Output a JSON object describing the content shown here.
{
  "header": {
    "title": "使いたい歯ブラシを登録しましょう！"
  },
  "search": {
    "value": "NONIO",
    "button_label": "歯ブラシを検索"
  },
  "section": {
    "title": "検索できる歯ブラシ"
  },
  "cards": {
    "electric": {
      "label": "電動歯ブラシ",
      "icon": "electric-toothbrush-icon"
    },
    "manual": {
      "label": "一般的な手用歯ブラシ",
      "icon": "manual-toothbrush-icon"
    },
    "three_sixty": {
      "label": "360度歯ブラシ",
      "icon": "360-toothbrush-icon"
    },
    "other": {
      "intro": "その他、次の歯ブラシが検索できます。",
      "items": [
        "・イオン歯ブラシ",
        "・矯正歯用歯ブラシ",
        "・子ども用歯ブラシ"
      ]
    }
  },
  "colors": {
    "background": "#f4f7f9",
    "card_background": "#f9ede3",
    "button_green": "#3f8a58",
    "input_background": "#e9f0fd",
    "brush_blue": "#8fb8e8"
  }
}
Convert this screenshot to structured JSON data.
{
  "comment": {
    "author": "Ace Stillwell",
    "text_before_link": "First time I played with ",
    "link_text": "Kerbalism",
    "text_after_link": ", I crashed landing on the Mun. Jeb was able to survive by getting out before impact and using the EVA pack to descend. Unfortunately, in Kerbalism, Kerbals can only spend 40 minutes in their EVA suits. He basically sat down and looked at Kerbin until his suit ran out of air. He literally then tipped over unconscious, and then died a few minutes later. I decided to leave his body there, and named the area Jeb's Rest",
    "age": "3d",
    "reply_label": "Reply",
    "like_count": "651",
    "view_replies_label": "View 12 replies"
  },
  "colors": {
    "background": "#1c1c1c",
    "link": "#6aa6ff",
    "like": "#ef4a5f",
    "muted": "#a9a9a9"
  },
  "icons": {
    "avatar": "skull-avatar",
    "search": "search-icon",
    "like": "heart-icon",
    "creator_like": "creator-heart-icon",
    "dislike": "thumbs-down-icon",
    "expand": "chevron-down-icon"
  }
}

= = = = = = =

Given problem>
Extract every entry in the listing word for word.

Solution to the exercise>
Output a JSON object describing the content shown here.
{
  "header": {
    "title": "使いたい歯ブラシを登録しましょう！"
  },
  "search": {
    "value": "NONIO",
    "button_label": "歯ブラシを検索"
  },
  "section": {
    "title": "検索できる歯ブラシ"
  },
  "cards": {
    "electric": {
      "label": "電動歯ブラシ",
      "icon": "electric-toothbrush-icon"
    },
    "manual": {
      "label": "一般的な手用歯ブラシ",
      "icon": "manual-toothbrush-icon"
    },
    "three_sixty": {
      "label": "360度歯ブラシ",
      "icon": "360-toothbrush-icon"
    },
    "other": {
      "intro": "その他、次の歯ブラシが検索できます。",
      "items": [
        "・イオン歯ブラシ",
        "・矯正歯用歯ブラシ",
        "・子ども用歯ブラシ"
      ]
    }
  },
  "colors": {
    "background": "#f4f7f9",
    "card_background": "#f9ede3",
    "button_green": "#3f8a58",
    "input_background": "#e9f0fd",
    "brush_blue": "#8fb8e8"
  }
}
Convert this screenshot to structured JSON data.
{
  "comment": {
    "author": "Ace Stillwell",
    "text_before_link": "First time I played with ",
    "link_text": "Kerbalism",
    "text_after_link": ", I crashed landing on the Mun. Jeb was able to survive by getting out before impact and using the EVA pack to descend. Unfortunately, in Kerbalism, Kerbals can only spend 40 minutes in their EVA suits. He basically sat down and looked at Kerbin until his suit ran out of air. He literally then tipped over unconscious, and then died a few minutes later. I decided to leave his body there, and named the area Jeb's Rest",
    "age": "3d",
    "reply_label": "Reply",
    "like_count": "651",
    "view_replies_label": "View 12 replies"
  },
  "colors": {
    "background": "#1c1c1c",
    "link": "#6aa6ff",
    "like": "#ef4a5f",
    "muted": "#a9a9a9"
  },
  "icons": {
    "avatar": "skull-avatar",
    "search": "search-icon",
    "like": "heart-icon",
    "creator_like": "creator-heart-icon",
    "dislike": "thumbs-down-icon",
    "expand": "chevron-down-icon"
  }
}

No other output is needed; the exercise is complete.